Stored data:
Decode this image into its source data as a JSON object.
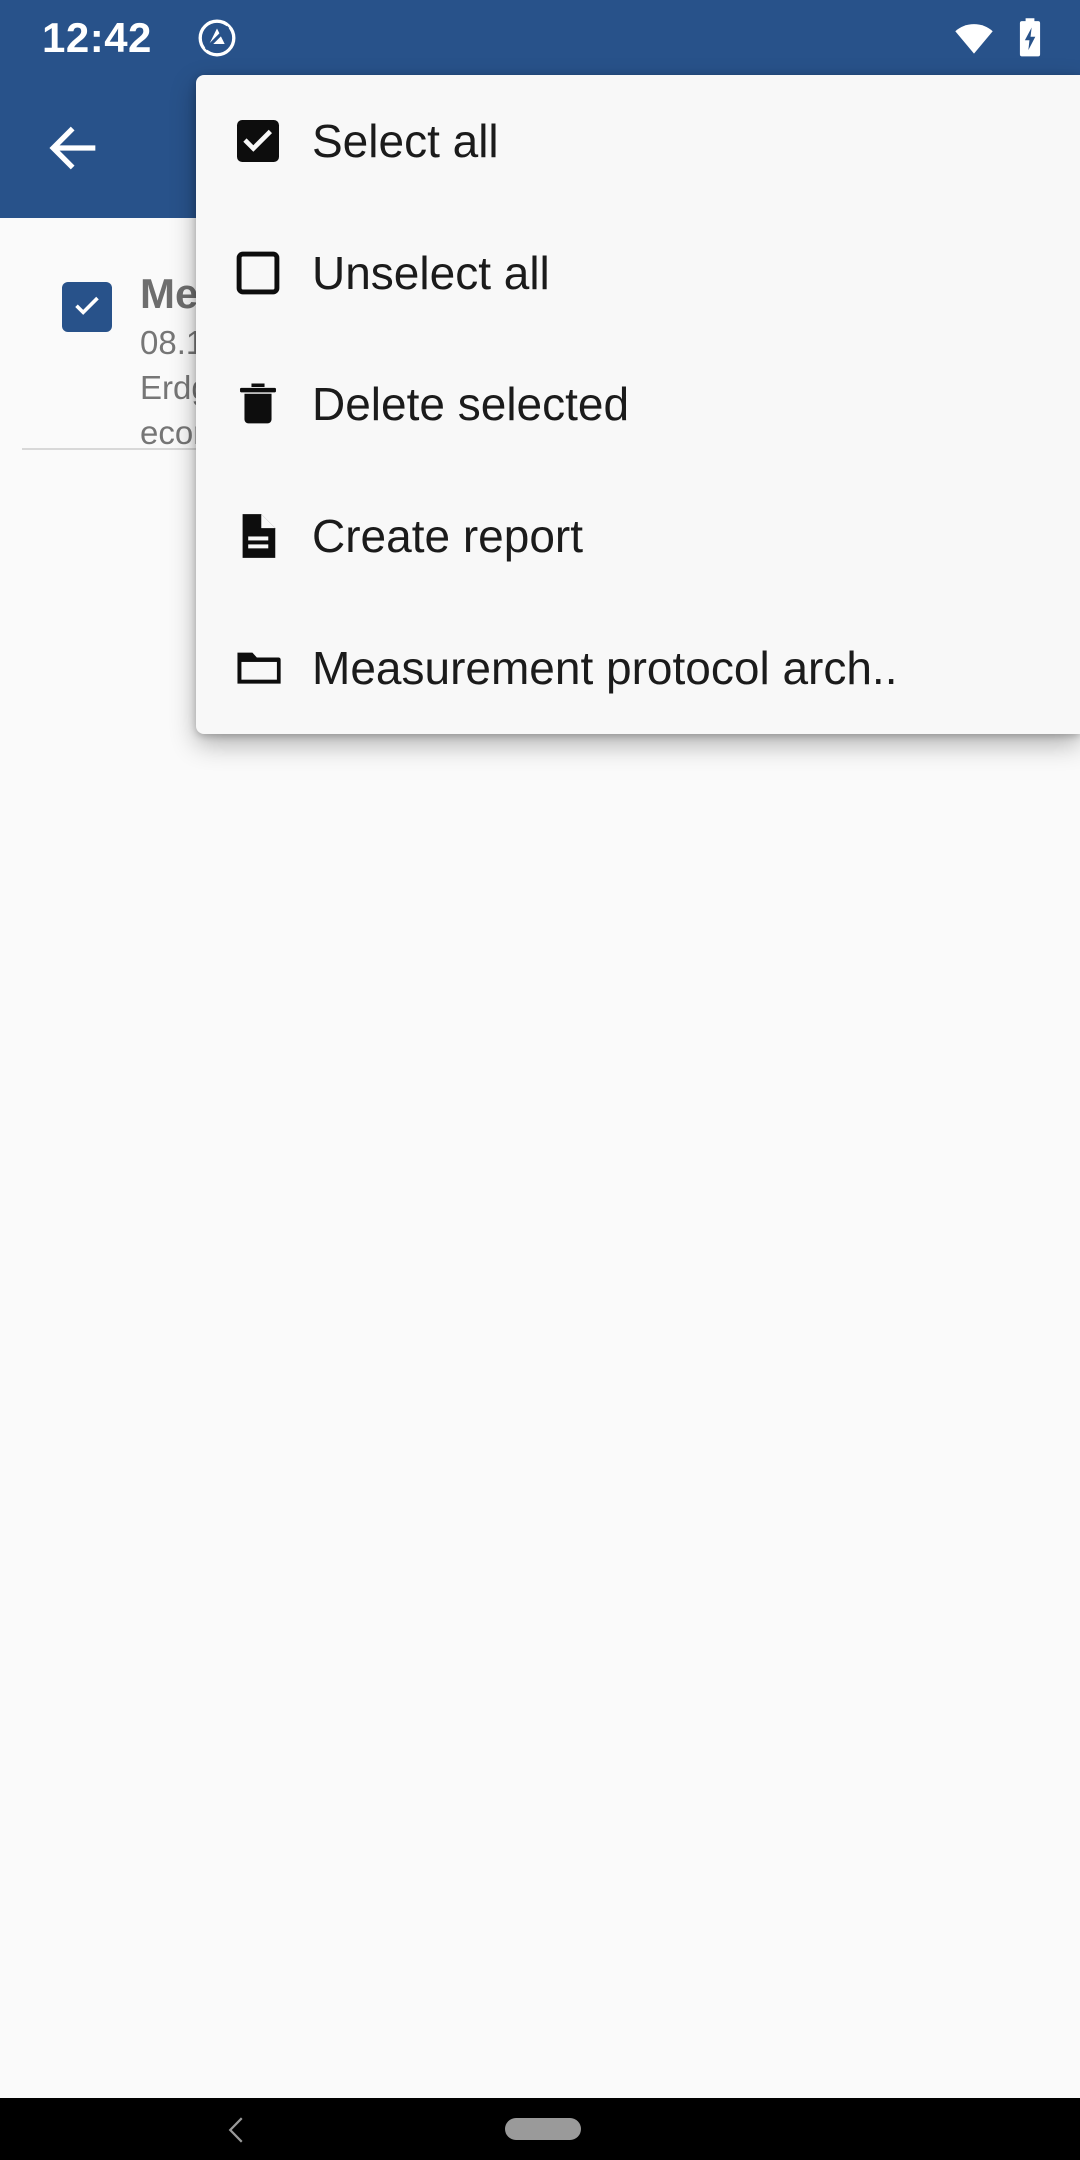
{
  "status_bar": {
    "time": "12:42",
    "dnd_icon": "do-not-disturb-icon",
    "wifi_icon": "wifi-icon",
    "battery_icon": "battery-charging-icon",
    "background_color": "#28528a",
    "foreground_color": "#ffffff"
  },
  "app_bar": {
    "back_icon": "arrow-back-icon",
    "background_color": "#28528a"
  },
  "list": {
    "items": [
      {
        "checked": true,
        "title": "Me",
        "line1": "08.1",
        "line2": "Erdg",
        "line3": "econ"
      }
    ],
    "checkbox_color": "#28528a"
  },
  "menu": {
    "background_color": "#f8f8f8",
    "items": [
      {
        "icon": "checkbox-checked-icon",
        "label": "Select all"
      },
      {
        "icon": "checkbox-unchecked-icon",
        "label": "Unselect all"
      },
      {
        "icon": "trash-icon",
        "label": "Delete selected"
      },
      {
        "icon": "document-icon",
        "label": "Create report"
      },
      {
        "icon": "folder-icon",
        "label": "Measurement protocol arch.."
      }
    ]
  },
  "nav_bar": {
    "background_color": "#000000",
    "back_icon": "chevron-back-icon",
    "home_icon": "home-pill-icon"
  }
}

Written exercise:
Transcribe every entry word for word, but omit the pictures.

Task result:
Decode this image into its source data as a JSON object.
{
  "status_bar": {
    "time": "12:42",
    "dnd_icon": "do-not-disturb-icon",
    "wifi_icon": "wifi-icon",
    "battery_icon": "battery-charging-icon",
    "background_color": "#28528a",
    "foreground_color": "#ffffff"
  },
  "app_bar": {
    "back_icon": "arrow-back-icon",
    "background_color": "#28528a"
  },
  "list": {
    "items": [
      {
        "checked": true,
        "title": "Me",
        "line1": "08.1",
        "line2": "Erdg",
        "line3": "econ"
      }
    ],
    "checkbox_color": "#28528a"
  },
  "menu": {
    "background_color": "#f8f8f8",
    "items": [
      {
        "icon": "checkbox-checked-icon",
        "label": "Select all"
      },
      {
        "icon": "checkbox-unchecked-icon",
        "label": "Unselect all"
      },
      {
        "icon": "trash-icon",
        "label": "Delete selected"
      },
      {
        "icon": "document-icon",
        "label": "Create report"
      },
      {
        "icon": "folder-icon",
        "label": "Measurement protocol arch.."
      }
    ]
  },
  "nav_bar": {
    "background_color": "#000000",
    "back_icon": "chevron-back-icon",
    "home_icon": "home-pill-icon"
  }
}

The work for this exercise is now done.